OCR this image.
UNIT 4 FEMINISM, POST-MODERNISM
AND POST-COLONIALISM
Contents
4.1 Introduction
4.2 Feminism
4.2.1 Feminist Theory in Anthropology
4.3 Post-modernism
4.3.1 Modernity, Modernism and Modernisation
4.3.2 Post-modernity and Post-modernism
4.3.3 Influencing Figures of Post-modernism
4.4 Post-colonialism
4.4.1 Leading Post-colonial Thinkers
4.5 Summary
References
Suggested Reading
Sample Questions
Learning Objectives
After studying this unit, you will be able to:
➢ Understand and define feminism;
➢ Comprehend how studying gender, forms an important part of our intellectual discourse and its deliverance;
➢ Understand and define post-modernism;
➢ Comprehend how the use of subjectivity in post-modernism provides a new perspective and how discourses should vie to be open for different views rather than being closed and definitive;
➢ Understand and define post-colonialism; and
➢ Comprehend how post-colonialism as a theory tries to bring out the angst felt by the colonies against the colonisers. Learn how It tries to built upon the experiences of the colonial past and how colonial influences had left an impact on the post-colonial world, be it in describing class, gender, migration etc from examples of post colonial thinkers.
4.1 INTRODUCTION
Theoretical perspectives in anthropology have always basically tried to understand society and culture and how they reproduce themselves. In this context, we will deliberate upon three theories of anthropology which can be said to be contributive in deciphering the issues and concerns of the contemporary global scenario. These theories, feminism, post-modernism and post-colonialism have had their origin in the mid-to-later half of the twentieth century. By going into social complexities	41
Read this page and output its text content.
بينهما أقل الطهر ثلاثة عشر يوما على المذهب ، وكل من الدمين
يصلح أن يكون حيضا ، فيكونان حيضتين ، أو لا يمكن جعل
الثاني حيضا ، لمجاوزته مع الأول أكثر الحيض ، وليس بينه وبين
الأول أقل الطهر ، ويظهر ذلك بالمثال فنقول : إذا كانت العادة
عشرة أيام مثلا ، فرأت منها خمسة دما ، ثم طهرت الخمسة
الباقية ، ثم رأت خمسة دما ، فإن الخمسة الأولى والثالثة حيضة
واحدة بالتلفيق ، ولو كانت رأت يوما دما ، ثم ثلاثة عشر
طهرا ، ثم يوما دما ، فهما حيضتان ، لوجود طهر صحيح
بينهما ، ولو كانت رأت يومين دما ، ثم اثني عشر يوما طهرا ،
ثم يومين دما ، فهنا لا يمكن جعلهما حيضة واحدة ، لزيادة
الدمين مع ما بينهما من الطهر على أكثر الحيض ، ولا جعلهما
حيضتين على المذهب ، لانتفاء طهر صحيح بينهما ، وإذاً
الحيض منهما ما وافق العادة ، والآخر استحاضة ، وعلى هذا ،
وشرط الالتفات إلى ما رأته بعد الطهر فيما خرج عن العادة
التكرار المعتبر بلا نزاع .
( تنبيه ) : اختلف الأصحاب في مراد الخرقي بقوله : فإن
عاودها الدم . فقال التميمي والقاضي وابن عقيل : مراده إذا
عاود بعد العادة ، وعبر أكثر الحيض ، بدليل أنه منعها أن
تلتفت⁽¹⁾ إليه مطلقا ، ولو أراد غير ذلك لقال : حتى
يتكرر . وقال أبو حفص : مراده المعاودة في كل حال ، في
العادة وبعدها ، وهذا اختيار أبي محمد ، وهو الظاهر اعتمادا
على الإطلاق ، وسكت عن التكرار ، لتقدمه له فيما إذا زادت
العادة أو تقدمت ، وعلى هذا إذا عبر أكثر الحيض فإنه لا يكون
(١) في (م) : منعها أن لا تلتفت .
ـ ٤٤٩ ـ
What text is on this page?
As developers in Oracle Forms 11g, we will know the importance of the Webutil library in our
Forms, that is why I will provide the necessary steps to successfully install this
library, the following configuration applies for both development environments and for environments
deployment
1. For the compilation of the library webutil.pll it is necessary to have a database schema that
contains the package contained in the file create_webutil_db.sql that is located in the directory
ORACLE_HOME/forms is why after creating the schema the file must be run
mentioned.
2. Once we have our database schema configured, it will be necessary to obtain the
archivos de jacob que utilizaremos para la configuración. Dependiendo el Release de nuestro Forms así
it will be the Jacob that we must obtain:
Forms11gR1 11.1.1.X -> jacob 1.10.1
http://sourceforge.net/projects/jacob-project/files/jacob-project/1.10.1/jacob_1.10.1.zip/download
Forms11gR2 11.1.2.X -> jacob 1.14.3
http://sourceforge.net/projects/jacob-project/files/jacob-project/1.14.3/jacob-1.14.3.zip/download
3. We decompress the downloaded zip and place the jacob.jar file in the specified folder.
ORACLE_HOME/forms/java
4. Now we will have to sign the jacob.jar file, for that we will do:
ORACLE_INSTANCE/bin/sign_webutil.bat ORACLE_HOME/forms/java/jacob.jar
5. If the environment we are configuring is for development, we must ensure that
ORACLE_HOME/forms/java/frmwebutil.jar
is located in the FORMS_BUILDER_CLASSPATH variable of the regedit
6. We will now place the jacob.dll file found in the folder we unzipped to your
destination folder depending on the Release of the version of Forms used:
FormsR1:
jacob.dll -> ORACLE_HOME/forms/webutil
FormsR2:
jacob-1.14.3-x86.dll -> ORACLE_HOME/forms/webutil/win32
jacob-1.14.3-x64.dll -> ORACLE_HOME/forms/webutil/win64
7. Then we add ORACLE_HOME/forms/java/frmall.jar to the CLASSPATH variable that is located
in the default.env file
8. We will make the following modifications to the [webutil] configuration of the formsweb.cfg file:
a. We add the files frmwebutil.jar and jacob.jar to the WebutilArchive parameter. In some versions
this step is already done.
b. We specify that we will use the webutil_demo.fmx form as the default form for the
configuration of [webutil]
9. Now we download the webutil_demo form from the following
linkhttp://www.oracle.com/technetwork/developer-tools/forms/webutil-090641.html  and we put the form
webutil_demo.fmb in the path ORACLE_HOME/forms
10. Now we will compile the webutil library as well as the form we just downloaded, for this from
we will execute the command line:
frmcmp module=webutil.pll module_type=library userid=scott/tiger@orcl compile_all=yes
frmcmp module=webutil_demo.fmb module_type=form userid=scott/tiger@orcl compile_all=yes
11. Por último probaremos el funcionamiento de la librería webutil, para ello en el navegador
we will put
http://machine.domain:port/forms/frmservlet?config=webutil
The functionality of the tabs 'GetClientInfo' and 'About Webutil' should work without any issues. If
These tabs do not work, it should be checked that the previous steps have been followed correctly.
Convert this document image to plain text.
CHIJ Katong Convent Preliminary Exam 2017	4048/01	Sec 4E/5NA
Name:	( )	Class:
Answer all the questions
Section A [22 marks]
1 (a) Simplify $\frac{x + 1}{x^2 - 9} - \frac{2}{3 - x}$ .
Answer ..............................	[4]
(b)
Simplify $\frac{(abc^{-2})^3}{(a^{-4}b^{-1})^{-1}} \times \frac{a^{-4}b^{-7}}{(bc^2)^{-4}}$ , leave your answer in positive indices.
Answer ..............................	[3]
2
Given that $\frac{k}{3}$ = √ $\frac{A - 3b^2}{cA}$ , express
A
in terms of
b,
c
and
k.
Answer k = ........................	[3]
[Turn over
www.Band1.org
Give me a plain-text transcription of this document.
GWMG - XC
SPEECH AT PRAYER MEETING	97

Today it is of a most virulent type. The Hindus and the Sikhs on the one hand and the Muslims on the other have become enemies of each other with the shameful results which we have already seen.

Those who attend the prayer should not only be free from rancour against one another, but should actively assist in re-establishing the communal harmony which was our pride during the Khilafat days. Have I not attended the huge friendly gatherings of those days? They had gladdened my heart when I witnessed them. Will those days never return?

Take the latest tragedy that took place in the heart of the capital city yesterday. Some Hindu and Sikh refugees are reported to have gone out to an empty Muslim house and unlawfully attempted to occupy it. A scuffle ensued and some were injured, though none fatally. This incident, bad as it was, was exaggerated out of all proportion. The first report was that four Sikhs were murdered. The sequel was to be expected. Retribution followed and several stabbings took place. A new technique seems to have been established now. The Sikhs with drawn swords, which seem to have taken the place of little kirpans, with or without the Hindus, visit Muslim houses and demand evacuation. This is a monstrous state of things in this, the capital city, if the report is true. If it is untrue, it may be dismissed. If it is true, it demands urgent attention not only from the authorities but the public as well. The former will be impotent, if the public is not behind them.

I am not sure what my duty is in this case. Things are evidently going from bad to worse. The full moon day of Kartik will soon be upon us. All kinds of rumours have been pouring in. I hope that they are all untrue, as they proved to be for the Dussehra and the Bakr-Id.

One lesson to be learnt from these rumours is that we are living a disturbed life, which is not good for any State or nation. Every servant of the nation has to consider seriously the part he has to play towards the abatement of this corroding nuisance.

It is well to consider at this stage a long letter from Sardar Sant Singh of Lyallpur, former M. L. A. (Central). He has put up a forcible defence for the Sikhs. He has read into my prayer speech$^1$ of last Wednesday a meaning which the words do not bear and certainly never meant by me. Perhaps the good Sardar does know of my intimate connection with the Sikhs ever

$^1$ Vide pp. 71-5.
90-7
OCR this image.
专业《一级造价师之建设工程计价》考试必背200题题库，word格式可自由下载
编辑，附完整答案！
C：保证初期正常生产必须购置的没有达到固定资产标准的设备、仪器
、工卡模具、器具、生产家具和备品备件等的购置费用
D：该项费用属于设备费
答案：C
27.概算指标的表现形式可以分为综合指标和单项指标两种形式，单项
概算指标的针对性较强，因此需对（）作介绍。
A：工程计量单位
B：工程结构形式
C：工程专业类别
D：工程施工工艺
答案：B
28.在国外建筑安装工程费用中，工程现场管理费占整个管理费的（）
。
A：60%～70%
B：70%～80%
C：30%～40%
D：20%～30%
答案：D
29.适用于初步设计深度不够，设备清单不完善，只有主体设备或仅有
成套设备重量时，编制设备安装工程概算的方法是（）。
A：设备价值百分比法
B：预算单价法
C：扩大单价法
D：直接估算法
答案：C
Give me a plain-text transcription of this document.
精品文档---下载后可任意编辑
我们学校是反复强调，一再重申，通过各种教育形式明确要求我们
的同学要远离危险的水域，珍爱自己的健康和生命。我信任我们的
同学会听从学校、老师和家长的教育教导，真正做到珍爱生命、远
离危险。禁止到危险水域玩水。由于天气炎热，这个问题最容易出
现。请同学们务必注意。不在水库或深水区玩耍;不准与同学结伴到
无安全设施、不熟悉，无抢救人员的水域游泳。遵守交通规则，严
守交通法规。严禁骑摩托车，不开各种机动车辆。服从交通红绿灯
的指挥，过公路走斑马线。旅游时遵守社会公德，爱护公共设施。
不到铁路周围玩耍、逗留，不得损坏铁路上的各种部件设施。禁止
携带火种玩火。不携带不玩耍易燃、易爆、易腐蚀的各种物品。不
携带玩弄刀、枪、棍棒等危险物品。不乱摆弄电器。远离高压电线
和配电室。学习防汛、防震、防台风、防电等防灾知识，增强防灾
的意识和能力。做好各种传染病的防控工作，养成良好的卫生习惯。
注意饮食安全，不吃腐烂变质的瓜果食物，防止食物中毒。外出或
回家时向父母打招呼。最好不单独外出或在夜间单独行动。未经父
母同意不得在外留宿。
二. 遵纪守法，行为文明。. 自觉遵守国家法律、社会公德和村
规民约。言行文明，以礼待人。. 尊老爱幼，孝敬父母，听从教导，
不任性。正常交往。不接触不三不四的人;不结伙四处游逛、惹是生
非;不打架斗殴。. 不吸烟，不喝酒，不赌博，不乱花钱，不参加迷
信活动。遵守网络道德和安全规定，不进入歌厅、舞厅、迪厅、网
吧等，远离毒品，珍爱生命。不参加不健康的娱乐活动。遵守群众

━━━━━━━━━━

> **TASK REQUIREMENTS**
Of the lines above, copy each that contains "كانت".

> **ANSWER TO THE EXERCISE**
الأول أقل الطهر ، ويظهر ذلك بالمثال فنقول : إذا كانت العادة
واحدة بالتلفيق ، ولو كانت رأت يوما دما ، ثم ثلاثة عشر
بينهما ، ولو كانت رأت يومين دما ، ثم اثني عشر يوما طهرا ،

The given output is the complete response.